[Start of Reading passage]

# Stopover A38 (south west)



## wotto (May 1, 2005)

Hi There,
Anybody know a good free stopover on the A38 (M5 to Plymouth)Ie: Set back laybay, Services


----------



## zulurita (May 9, 2005)

Hi,

At Lee Mill nr Plymouth there is parking at the services and advertised as overnight for MH/Caravans.


----------



## Rapide561 (Oct 1, 2005)

*Stop over*

Hi

Any services on route - I think most charge £6.00. OK you can pay that and stay in a small site etc, but you are convenient for onward travel.

Rapide561


----------



## spykal (May 9, 2005)

Hi

Link to a web site full of stopovers 

hope it helps :lol: :lol:

Mike


----------



## Telbell (May 1, 2005)

Looks a potentially useful resource Mike-pity you have to buy the 2003 Atlas to find them


----------



## spykal (May 9, 2005)

Hi Tellbell

You do not need the atlas to find those spots...the descriptions are pretty full ...and anyway the map references only refer to a block of the map not a pinpoint...several locations have the same reference.

_06E4 Cornwall - Very rural site at Rough Tor on Bodmin Moor. Just east of Camelford two roads head towards Rough Tor and Brown Willy (these are mountaintops). Narrow road and great switch back road - excellent at full speed but DO make sure road is clear. Great walks up to the Tors.

06E4 Cornwall - Bodmin Moor - Several layby's on the A30, but thet road is busy. One layby in particular: on top of moors 1 mile north of Bodmin approx layby on left (going south) with burger van in situ, sign posted to Temple Fishery. Parking in pull-ins of road loop_

and here is another link to some more
Sleepingspots

mike


----------



## Telbell (May 1, 2005)

Point taken Mike - though some of the earlier ones merely state eg "Porthcurno- car park" I'd be loathe to drive the m/home around the (presumably) narrow Cornish streets in search of the spot. The "Sleepingspots" looks good too- both on my "Favourites"


----------



## wotto (May 1, 2005)

Many thanks spykal i have used many of the wildcamping places on this site and all of them have been good and easy to find but there is none around the A38, i think Exmouth the nearest.

Telbell its a pity you feel that way as Porthcurno car park is very easy to find and as one of the best beaches in cornwall leading off it.


----------



## Telbell (May 1, 2005)

Wotto- Feel what way?? :?


----------

[End of Reading passage]
[Start of Provided data]

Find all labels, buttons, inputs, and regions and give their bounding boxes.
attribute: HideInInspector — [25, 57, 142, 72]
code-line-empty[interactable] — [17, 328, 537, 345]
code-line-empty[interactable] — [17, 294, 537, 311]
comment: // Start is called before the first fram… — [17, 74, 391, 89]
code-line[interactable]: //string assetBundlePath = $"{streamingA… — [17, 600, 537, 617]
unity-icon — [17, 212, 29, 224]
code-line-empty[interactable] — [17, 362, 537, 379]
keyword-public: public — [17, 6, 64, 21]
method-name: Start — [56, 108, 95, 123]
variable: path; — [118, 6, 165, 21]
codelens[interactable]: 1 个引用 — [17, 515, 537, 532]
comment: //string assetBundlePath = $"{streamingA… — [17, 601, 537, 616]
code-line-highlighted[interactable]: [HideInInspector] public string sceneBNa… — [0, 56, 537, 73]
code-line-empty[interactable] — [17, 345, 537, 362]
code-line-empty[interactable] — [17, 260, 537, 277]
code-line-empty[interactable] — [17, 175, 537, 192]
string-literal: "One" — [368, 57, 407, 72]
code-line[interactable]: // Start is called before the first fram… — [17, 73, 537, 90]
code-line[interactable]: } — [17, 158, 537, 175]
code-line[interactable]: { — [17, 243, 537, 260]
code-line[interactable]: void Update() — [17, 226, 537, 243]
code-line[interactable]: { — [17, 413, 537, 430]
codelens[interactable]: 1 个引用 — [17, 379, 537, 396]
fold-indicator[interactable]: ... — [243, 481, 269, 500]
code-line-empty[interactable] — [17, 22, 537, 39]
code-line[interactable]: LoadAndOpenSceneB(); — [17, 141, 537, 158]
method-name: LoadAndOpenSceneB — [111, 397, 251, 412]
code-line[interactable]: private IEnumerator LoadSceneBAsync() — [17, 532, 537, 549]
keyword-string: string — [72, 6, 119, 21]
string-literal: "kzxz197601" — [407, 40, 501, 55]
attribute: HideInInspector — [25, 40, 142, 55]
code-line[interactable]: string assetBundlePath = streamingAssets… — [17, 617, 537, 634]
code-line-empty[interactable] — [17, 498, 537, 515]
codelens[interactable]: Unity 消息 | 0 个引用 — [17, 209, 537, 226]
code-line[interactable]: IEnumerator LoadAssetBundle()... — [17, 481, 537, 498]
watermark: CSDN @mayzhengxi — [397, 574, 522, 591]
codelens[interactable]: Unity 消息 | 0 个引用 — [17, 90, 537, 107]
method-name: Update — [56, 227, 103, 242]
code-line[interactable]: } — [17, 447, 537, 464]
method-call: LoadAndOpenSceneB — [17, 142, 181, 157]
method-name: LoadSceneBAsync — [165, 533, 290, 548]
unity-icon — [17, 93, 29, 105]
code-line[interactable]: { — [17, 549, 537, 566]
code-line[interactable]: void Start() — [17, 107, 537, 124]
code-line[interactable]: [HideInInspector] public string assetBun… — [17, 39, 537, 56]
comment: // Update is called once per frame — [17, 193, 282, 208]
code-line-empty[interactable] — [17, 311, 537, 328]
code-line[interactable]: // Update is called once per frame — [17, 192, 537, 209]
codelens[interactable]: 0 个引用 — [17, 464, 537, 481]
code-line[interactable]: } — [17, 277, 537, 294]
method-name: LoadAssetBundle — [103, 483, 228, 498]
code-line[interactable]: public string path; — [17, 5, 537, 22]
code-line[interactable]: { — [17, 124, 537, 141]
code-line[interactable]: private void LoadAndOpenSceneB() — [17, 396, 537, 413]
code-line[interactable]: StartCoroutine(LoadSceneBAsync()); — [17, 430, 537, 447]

[End of Provided data]

* Requirements:
1. Echo the thread about A38 stopovers word for word, from "## Rapide561 (Oct" down to "for onward travel.".
2. Count the lines of the listing that contain the string "LoadAndOpenSceneB", treating case as significant, and reply with only the number.

* Answers by task:
1.
## Rapide561 (Oct 1, 2005)

*Stop over*

Hi

Any services on route - I think most charge £6.00. OK you can pay that and stay in a small site etc, but you are convenient for onward travel.

2. 4